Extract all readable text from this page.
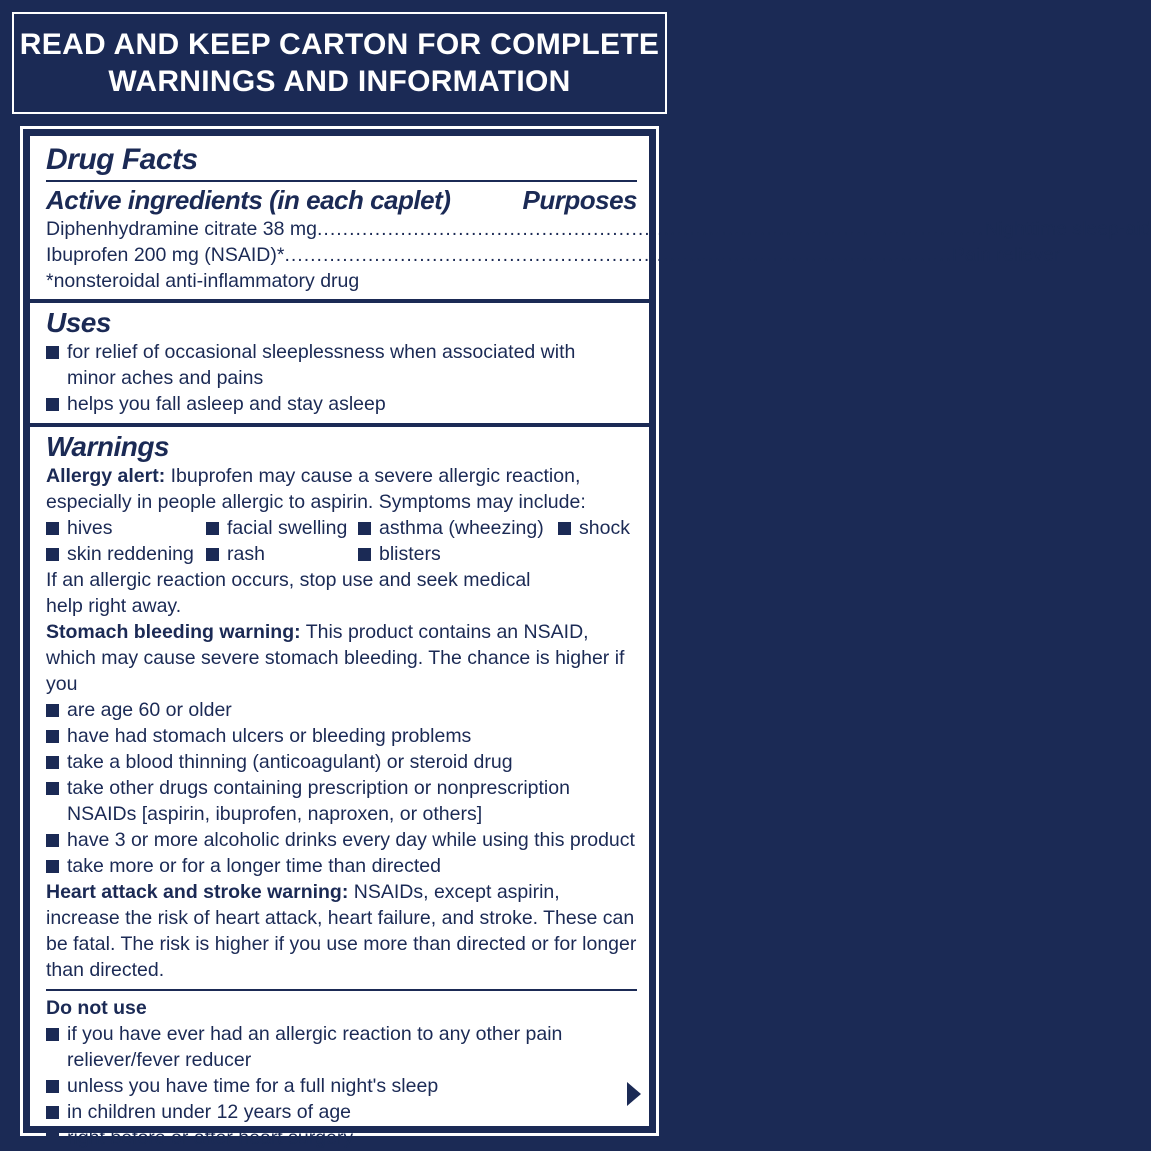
READ AND KEEP CARTON FOR COMPLETE
WARNINGS AND INFORMATION
Drug Facts
Active ingredients (in each caplet)	Purposes
Diphenhydramine citrate 38 mg .....	Nighttime sleep-aid
Ibuprofen 200 mg (NSAID)* .....	Pain reliever
*nonsteroidal anti-inflammatory drug
Uses
for relief of occasional sleeplessness when associated with minor aches and pains
helps you fall asleep and stay asleep
Warnings
Allergy alert: Ibuprofen may cause a severe allergic reaction, especially in people allergic to aspirin. Symptoms may include:
hives	facial swelling asthma (wheezing) shock
skin reddening rash	blisters
If an allergic reaction occurs, stop use and seek medical help right away.
Stomach bleeding warning: This product contains an NSAID, which may cause severe stomach bleeding. The chance is higher if you
are age 60 or older
have had stomach ulcers or bleeding problems
take a blood thinning (anticoagulant) or steroid drug
take other drugs containing prescription or nonprescription NSAIDs [aspirin, ibuprofen, naproxen, or others]
have 3 or more alcoholic drinks every day while using this product
take more or for a longer time than directed
Heart attack and stroke warning: NSAIDs, except aspirin, increase the risk of heart attack, heart failure, and stroke. These can be fatal. The risk is higher if you use more than directed or for longer than directed.
Do not use
if you have ever had an allergic reaction to any other pain reliever/fever reducer
unless you have time for a full night's sleep
in children under 12 years of age
right before or after heart surgery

════

What you need to do: Filter the records down to the lines that contain the string "right", and copy those lines.

Result of this exercise:
If an allergic reaction occurs, stop use and seek medical help right away.
right before or after heart surgery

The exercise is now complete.